_Problem to solve:_
Tally the lines holding "What" and state only that figure.

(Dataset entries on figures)
----

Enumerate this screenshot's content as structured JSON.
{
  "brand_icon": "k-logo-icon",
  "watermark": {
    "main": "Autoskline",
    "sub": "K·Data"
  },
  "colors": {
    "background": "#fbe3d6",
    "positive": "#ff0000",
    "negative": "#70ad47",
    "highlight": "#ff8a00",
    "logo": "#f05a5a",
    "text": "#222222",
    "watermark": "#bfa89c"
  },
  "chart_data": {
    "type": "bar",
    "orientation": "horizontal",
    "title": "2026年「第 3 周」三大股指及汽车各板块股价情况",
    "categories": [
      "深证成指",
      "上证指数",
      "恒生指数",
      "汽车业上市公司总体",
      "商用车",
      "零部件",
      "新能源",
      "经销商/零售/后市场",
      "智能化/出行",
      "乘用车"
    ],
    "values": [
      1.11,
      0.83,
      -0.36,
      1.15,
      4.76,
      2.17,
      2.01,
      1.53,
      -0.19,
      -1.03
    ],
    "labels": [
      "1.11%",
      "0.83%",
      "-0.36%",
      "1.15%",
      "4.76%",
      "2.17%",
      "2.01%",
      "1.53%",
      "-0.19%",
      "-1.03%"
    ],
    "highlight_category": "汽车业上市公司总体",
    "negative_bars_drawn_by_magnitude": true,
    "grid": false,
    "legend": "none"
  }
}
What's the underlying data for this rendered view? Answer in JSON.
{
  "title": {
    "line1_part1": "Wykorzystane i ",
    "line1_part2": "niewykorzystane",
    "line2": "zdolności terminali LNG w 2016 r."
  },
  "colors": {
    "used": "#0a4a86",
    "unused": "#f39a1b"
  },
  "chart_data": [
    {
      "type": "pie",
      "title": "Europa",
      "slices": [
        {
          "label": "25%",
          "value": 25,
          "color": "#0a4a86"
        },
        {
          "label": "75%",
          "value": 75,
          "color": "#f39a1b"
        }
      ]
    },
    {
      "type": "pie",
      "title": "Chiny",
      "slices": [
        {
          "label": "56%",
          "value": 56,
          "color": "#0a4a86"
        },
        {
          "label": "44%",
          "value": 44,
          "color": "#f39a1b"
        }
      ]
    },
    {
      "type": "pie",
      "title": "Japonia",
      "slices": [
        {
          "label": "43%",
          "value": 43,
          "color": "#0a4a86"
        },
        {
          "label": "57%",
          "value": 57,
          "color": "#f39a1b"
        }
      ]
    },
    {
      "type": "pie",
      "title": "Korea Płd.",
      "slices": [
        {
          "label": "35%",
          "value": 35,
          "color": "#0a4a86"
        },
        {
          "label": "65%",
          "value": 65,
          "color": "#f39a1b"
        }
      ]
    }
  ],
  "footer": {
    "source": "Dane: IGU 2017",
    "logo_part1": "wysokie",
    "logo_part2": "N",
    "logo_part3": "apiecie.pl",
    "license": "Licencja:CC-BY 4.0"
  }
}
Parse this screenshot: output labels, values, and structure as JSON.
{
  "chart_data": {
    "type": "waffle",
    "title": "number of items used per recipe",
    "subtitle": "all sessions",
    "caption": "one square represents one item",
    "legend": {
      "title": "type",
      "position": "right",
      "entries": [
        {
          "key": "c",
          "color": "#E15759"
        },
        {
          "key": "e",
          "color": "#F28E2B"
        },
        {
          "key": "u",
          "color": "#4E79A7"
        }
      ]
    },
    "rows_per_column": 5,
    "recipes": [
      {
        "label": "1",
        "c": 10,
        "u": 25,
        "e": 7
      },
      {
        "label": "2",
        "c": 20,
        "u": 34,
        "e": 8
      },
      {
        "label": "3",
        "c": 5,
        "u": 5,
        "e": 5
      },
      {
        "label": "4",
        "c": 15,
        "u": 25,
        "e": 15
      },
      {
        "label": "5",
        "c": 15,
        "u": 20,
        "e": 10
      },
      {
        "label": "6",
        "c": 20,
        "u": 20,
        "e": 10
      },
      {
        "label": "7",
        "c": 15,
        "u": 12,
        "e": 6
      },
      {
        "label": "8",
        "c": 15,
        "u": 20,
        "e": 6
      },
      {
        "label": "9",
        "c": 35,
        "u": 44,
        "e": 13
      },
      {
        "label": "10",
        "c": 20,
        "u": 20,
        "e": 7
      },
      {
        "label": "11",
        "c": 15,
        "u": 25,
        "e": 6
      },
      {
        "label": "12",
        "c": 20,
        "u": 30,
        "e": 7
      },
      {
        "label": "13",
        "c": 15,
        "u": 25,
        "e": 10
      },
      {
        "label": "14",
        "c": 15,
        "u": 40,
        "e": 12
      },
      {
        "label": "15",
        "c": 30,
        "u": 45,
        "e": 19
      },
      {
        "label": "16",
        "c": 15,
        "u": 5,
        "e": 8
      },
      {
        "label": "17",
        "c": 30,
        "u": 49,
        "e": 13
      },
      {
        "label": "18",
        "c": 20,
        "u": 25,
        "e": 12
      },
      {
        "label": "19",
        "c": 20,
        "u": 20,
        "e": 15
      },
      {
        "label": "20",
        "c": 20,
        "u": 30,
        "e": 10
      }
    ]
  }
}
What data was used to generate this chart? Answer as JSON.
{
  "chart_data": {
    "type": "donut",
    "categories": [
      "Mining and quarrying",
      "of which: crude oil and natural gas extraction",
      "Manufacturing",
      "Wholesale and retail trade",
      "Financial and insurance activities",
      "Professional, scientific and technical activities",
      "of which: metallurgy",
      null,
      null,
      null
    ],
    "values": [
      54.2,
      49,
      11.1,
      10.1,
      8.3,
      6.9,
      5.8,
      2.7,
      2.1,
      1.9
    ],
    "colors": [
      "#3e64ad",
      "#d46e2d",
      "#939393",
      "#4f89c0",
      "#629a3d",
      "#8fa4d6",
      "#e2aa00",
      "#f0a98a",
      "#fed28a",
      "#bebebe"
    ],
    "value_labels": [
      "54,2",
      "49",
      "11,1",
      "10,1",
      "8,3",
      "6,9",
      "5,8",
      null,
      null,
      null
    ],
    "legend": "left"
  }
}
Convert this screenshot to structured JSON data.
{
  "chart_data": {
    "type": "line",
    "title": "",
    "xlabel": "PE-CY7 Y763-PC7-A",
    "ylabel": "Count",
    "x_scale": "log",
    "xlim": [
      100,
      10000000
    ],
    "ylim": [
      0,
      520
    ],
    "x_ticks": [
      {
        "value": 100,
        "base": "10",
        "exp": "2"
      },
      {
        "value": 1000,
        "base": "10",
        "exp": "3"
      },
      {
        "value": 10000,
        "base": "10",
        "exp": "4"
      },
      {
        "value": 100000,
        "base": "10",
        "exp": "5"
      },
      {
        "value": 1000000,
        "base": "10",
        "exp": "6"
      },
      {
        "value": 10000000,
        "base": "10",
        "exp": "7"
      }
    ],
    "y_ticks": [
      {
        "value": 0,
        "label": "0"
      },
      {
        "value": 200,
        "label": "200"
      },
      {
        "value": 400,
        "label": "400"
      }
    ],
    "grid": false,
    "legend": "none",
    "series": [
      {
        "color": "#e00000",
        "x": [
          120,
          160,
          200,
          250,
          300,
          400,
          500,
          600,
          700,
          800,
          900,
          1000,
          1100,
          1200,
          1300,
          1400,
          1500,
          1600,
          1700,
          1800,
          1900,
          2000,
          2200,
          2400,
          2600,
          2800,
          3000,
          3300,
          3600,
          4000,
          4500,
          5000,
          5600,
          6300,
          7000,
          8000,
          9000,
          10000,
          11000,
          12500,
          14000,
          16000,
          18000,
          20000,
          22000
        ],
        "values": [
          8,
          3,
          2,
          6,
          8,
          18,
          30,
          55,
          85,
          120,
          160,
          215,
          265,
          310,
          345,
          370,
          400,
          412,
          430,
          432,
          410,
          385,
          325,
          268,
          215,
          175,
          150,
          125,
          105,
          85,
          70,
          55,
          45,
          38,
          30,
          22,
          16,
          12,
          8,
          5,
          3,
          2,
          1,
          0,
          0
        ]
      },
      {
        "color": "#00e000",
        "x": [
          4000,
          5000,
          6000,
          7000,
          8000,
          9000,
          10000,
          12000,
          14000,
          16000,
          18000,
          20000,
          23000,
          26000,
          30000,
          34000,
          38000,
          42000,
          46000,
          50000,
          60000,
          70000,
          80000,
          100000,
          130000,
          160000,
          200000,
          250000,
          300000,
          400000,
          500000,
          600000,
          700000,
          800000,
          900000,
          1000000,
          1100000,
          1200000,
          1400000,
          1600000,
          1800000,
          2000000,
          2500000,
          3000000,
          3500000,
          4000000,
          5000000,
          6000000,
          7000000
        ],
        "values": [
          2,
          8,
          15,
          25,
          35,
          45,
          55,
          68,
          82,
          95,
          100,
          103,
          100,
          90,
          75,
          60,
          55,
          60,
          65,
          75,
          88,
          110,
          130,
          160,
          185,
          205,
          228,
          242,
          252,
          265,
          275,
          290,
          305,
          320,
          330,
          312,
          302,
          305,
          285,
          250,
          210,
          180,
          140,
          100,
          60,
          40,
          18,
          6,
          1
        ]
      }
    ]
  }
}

----

_Exercise response:_
2